Visual layout records

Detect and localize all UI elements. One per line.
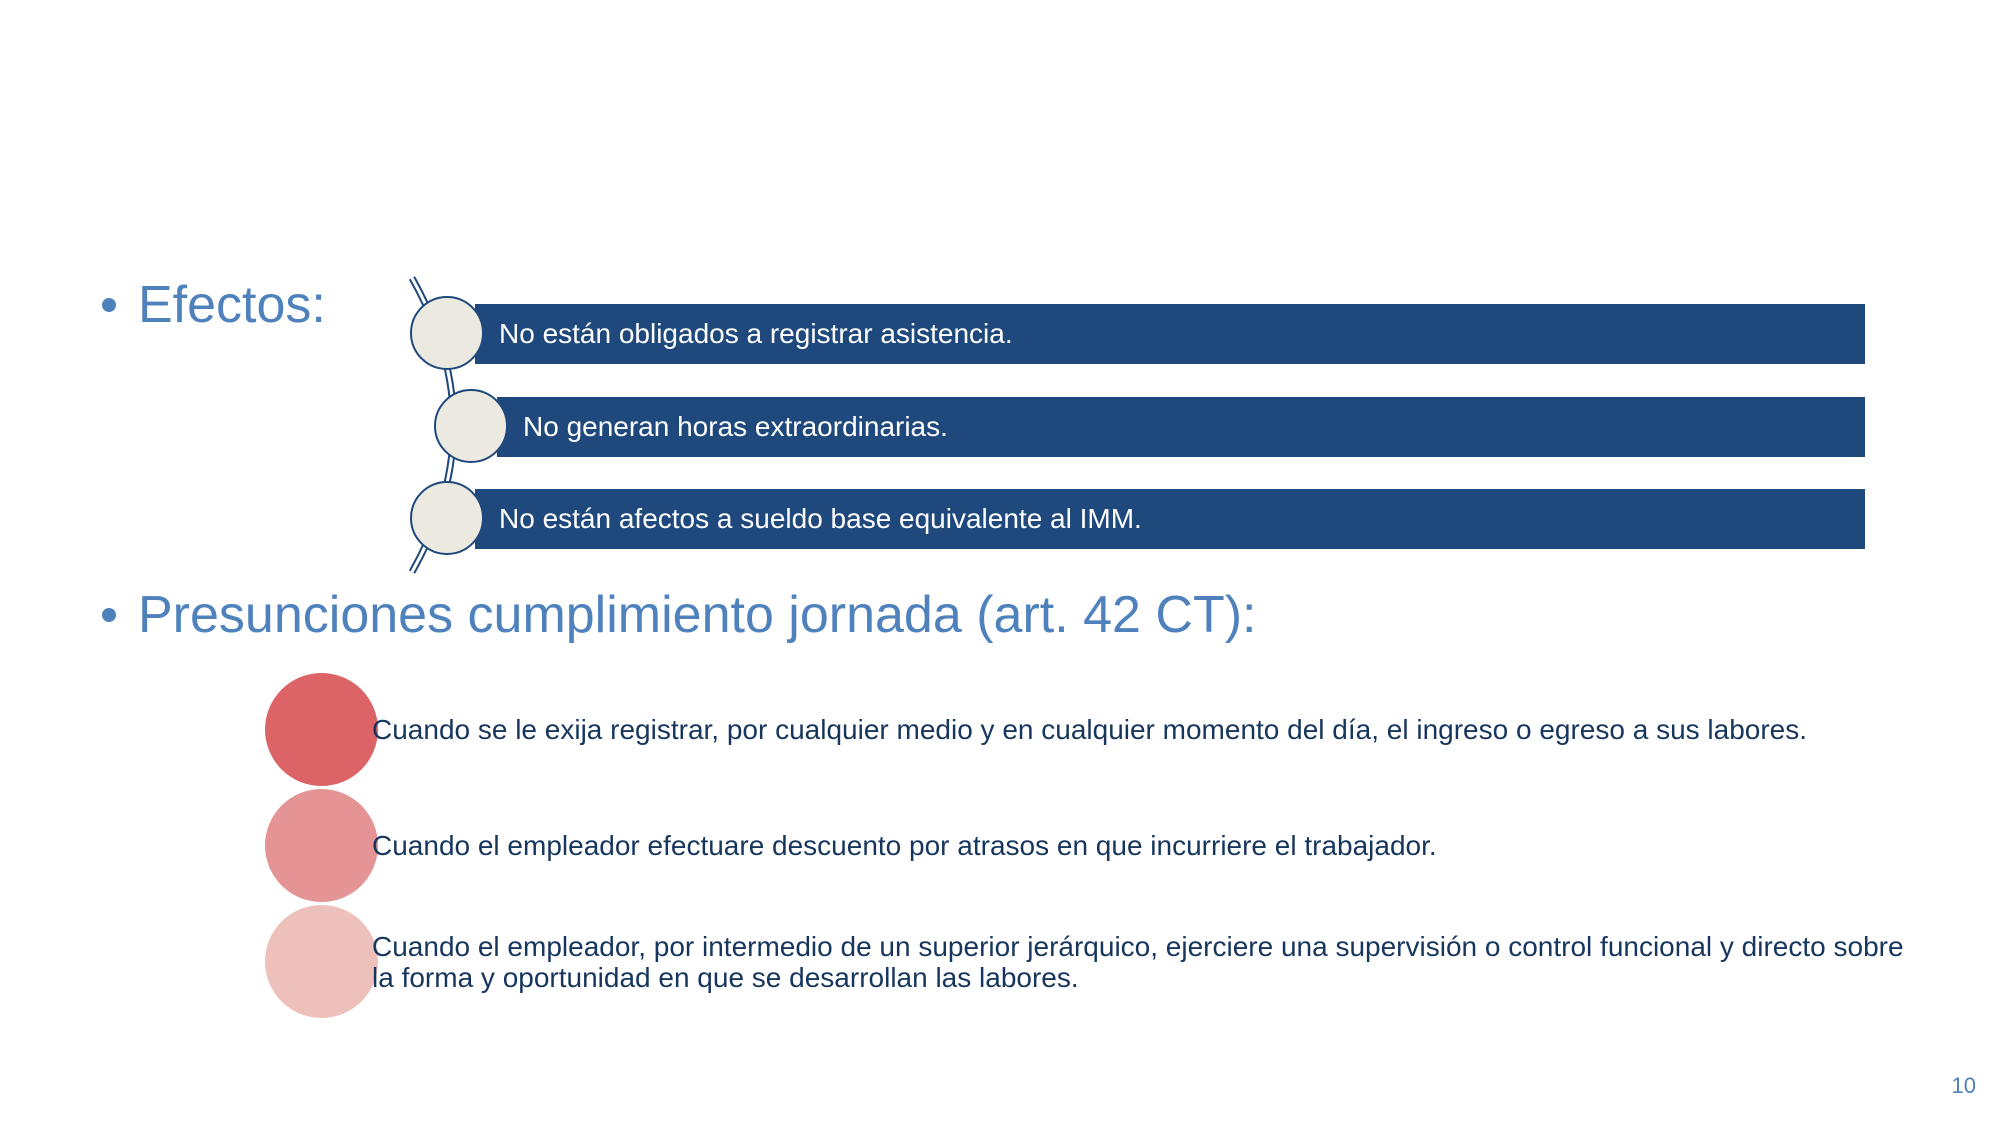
presunciones-heading: Presunciones cumplimiento jornada (art. … [102,582,1256,648]
presuncion-circle-icon [265,673,378,786]
bullet-dot-icon [102,608,116,622]
presuncion-item-1-text: Cuando se le exija registrar, por cualqu… [372,714,1808,745]
efecto-circle-icon [410,481,484,555]
efecto-item-2-text: No generan horas extraordinarias. [523,411,948,442]
presuncion-circle-icon [265,789,378,902]
efecto-item-3-text: No están afectos a sueldo base equivalen… [499,503,1142,534]
efecto-circle-icon [434,389,508,463]
efecto-item-3: No están afectos a sueldo base equivalen… [475,489,1865,549]
efecto-item-2: No generan horas extraordinarias. [497,397,1865,457]
presunciones-heading-text: Presunciones cumplimiento jornada (art. … [138,586,1257,644]
presuncion-item-3-text: Cuando el empleador, por intermedio de u… [372,931,1904,993]
presuncion-item-2-text: Cuando el empleador efectuare descuento … [372,830,1437,861]
presuncion-circle-icon [265,905,378,1018]
efecto-item-1: No están obligados a registrar asistenci… [475,304,1865,364]
efectos-heading: Efectos: [102,272,326,338]
bullet-dot-icon [102,298,116,312]
page-number: 10 [1951,1073,1976,1098]
efecto-item-1-text: No están obligados a registrar asistenci… [499,318,1013,349]
efectos-heading-text: Efectos: [138,276,326,334]
slide: Efectos: No están obligados a registrar … [0,0,2000,1125]
efecto-circle-icon [410,296,484,370]
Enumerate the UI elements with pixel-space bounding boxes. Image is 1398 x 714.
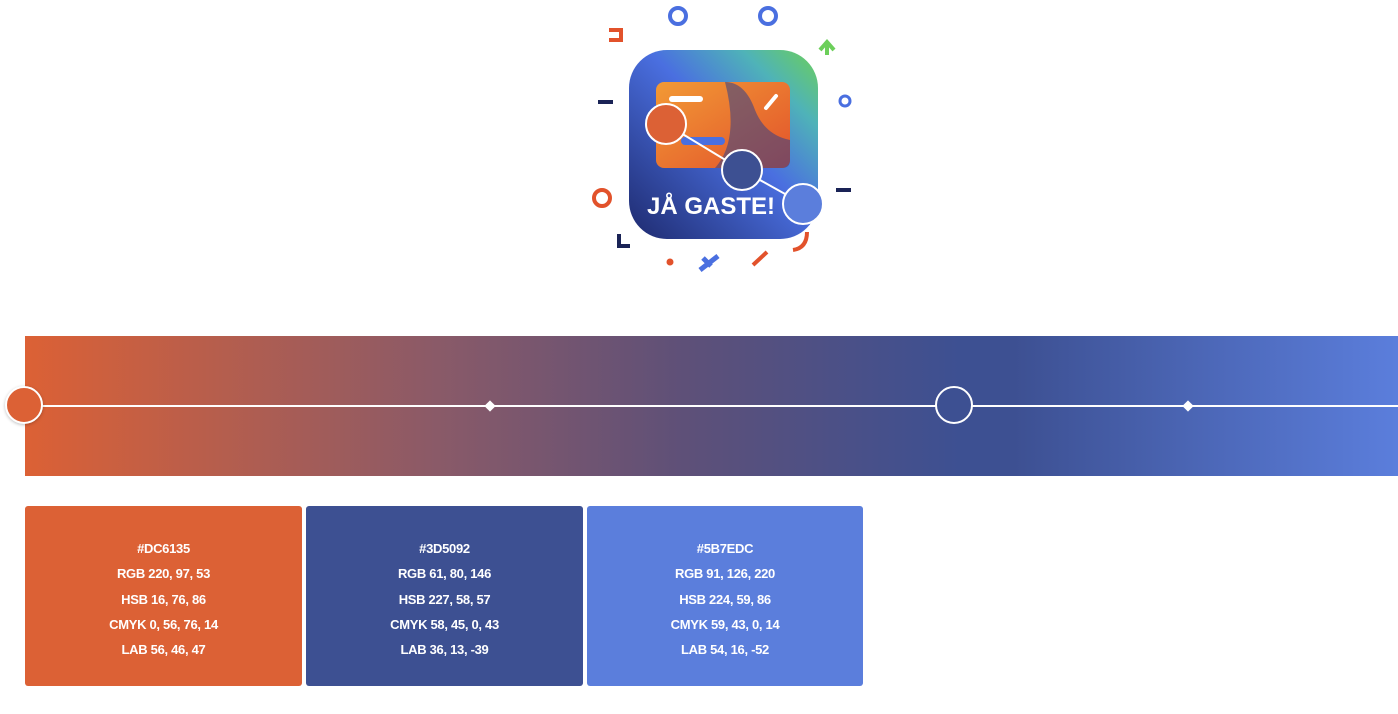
color-swatch-2[interactable]: #3D5092 RGB 61, 80, 146 HSB 227, 58, 57 …	[306, 506, 583, 686]
color-swatch-3[interactable]: #5B7EDC RGB 91, 126, 220 HSB 224, 59, 86…	[587, 506, 863, 686]
swatch-lab: LAB 56, 46, 47	[121, 642, 206, 657]
swatch-hex: #5B7EDC	[696, 541, 754, 556]
swatch-lab: LAB 54, 16, -52	[681, 642, 769, 657]
confetti-corner-icon	[609, 28, 623, 42]
swatch-hex: #3D5092	[419, 541, 470, 556]
swatch-rgb: RGB 61, 80, 146	[397, 566, 492, 581]
confetti-dot-icon	[666, 258, 674, 266]
confetti-ring-icon	[592, 188, 612, 208]
swatch-lab: LAB 36, 13, -39	[400, 642, 489, 657]
color-picker-1[interactable]	[645, 103, 687, 145]
swatch-hsb: HSB 16, 76, 86	[121, 592, 206, 607]
confetti-dash-icon	[751, 250, 769, 267]
swatch-cmyk: CMYK 58, 45, 0, 43	[390, 617, 499, 632]
confetti-arrow-icon	[818, 38, 836, 55]
confetti-check-icon	[698, 254, 720, 272]
page: JÅ GASTE! #DC6135 RGB 220, 97, 53 HSB 16…	[0, 0, 1398, 714]
logo-text: JÅ GASTE!	[647, 192, 775, 220]
swatch-rgb: RGB 220, 97, 53	[116, 566, 211, 581]
gradient-midpoint-1[interactable]	[484, 400, 496, 412]
color-picker-2[interactable]	[721, 149, 763, 191]
swatch-rgb: RGB 91, 126, 220	[675, 566, 775, 581]
gradient-bar[interactable]	[5, 336, 1398, 476]
swatch-hsb: HSB 224, 59, 86	[679, 592, 771, 607]
source-image: JÅ GASTE!	[585, 0, 865, 290]
confetti-ring-icon	[668, 6, 688, 26]
swatch-hex: #DC6135	[137, 541, 190, 556]
swatch-cmyk: CMYK 0, 56, 76, 14	[109, 617, 218, 632]
confetti-ring-icon	[838, 94, 852, 108]
confetti-corner-icon	[617, 234, 630, 248]
confetti-ring-icon	[758, 6, 778, 26]
swatch-hsb: HSB 227, 58, 57	[398, 592, 491, 607]
swatch-cmyk: CMYK 59, 43, 0, 14	[670, 617, 780, 632]
color-picker-3[interactable]	[782, 183, 824, 225]
logo-image: JÅ GASTE!	[592, 6, 852, 272]
gradient-midpoint-2[interactable]	[1182, 400, 1194, 412]
gradient-stop-start[interactable]	[5, 386, 43, 424]
gradient-stop-middle[interactable]	[935, 386, 973, 424]
color-swatch-1[interactable]: #DC6135 RGB 220, 97, 53 HSB 16, 76, 86 C…	[25, 506, 302, 686]
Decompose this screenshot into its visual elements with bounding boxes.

• [WORK INSTRUCTIONS]: Please express the lines as a Markdown table with the columns Row and Line, numbering each row and leaving out blank lines. Begin at the line that contains "presunciones-heading: Presunciones cumplimiento" and stop after the line that contains "efecto-item-2: No generan".

• [EXERCISE ANSWER]:
| Row | Line |
|---|---|
| 1 | presunciones-heading: Presunciones cumplimiento jornada (art. … [102,582,1256,648] |
| 2 | presuncion-circle-icon [265,673,378,786] |
| 3 | bullet-dot-icon [102,608,116,622] |
| 4 | presuncion-item-1-text: Cuando se le exija registrar, por cualqu… [372,714,1808,745] |
| 5 | efecto-circle-icon [410,481,484,555] |
| 6 | efecto-item-2-text: No generan horas extraordinarias. [523,411,948,442] |
| 7 | presuncion-circle-icon [265,789,378,902] |
| 8 | efecto-item-3-text: No están afectos a sueldo base equivalen… [499,503,1142,534] |
| 9 | efecto-circle-icon [434,389,508,463] |
| 10 | efecto-item-3: No están afectos a sueldo base equivalen… [475,489,1865,549] |
| 11 | efecto-item-2: No generan horas extraordinarias. [497,397,1865,457] |